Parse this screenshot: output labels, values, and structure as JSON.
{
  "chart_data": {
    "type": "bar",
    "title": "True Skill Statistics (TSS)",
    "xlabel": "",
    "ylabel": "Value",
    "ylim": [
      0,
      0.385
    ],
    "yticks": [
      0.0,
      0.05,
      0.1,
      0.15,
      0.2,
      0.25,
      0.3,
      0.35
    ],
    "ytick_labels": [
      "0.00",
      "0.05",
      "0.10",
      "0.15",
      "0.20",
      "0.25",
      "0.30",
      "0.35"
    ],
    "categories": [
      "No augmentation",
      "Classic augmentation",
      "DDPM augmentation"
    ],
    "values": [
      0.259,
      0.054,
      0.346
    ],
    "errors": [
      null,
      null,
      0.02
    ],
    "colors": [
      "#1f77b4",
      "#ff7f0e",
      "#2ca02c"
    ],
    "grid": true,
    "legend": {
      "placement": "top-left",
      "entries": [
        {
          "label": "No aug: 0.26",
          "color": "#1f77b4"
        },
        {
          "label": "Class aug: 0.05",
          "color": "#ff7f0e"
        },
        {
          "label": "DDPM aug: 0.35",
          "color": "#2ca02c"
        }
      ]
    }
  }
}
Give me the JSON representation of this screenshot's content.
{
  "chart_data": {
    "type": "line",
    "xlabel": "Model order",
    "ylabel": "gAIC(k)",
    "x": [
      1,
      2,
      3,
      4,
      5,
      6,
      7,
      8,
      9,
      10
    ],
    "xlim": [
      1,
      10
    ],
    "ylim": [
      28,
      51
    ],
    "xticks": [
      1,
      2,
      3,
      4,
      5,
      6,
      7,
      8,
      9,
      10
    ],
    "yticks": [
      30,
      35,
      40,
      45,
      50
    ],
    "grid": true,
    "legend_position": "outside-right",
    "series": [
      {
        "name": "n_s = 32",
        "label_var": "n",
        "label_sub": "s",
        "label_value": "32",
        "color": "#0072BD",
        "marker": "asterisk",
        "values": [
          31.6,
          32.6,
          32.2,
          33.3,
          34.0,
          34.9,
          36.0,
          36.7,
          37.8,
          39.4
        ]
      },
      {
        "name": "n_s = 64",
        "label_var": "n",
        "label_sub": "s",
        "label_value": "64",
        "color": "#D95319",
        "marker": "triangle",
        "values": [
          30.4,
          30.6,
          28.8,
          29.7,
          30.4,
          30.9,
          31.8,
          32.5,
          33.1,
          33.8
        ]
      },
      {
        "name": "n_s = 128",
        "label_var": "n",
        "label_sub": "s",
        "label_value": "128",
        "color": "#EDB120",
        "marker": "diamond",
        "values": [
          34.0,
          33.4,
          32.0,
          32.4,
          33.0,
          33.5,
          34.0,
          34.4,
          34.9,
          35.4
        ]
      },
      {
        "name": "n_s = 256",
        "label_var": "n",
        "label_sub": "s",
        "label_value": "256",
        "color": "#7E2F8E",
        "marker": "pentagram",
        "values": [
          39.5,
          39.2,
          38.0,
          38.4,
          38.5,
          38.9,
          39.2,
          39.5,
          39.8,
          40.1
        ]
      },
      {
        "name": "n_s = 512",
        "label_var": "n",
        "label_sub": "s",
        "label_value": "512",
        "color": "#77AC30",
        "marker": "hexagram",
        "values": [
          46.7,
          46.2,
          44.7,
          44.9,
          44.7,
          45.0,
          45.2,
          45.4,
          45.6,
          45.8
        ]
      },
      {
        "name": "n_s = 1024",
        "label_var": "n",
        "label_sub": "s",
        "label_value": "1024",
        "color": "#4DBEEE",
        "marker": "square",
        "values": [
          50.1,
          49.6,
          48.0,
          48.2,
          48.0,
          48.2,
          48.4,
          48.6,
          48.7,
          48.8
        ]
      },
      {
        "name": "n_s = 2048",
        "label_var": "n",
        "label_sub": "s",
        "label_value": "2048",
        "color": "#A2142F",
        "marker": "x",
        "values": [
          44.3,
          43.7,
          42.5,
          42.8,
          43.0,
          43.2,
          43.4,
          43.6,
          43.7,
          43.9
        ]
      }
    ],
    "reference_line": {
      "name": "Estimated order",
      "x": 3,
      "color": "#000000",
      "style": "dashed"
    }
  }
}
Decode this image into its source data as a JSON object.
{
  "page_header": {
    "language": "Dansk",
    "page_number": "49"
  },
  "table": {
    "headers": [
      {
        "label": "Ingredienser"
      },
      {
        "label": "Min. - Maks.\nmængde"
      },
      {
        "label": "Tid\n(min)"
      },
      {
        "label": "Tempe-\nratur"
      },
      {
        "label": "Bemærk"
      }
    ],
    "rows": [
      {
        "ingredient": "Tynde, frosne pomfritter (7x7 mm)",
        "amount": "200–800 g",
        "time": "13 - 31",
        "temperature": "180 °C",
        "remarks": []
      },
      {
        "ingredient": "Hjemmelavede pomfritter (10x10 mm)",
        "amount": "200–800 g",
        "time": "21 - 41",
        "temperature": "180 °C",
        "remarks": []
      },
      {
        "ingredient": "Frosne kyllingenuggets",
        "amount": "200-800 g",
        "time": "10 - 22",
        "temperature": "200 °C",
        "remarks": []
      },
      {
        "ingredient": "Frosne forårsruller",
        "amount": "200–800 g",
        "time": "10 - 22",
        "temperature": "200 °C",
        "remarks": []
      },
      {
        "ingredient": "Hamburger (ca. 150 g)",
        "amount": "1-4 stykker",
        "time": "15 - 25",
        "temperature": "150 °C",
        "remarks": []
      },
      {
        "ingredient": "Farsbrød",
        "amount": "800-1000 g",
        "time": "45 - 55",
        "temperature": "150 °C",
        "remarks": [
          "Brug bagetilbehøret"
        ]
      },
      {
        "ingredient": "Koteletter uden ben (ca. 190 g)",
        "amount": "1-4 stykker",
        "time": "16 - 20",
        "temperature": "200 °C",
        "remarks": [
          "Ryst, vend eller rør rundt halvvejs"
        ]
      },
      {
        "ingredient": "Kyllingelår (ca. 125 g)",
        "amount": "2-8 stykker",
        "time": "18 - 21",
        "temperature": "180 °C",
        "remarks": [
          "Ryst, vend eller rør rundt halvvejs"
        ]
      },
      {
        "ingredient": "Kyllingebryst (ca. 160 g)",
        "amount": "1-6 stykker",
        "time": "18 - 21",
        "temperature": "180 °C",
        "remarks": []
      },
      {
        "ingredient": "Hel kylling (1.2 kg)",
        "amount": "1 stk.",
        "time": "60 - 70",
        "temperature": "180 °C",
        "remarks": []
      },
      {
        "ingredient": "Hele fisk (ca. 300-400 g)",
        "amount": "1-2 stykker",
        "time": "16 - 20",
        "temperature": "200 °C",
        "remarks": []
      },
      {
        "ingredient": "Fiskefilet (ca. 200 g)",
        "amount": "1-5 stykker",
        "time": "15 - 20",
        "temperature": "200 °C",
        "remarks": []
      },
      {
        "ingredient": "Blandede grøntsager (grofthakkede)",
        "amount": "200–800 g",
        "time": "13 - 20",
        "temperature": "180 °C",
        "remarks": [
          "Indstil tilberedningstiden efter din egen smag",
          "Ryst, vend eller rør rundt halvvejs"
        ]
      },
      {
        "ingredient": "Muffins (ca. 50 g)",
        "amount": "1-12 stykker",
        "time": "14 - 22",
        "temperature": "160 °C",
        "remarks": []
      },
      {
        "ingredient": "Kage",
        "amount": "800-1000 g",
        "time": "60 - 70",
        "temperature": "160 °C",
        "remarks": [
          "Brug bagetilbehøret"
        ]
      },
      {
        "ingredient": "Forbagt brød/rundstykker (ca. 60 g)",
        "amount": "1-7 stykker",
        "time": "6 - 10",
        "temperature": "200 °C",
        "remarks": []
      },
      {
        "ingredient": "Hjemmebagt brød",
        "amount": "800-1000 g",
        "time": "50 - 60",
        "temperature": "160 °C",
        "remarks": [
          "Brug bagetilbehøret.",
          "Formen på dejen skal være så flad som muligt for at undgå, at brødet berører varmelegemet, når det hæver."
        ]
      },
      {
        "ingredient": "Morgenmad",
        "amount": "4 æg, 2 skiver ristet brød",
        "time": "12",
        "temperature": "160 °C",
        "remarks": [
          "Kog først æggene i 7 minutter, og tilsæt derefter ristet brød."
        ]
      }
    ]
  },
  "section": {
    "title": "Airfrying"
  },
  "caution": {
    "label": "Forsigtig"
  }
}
════════
_Task requirements_:
In the records above, how many lines hold the string "name"? Reply with only the number.

_Answer to the exercise_:
8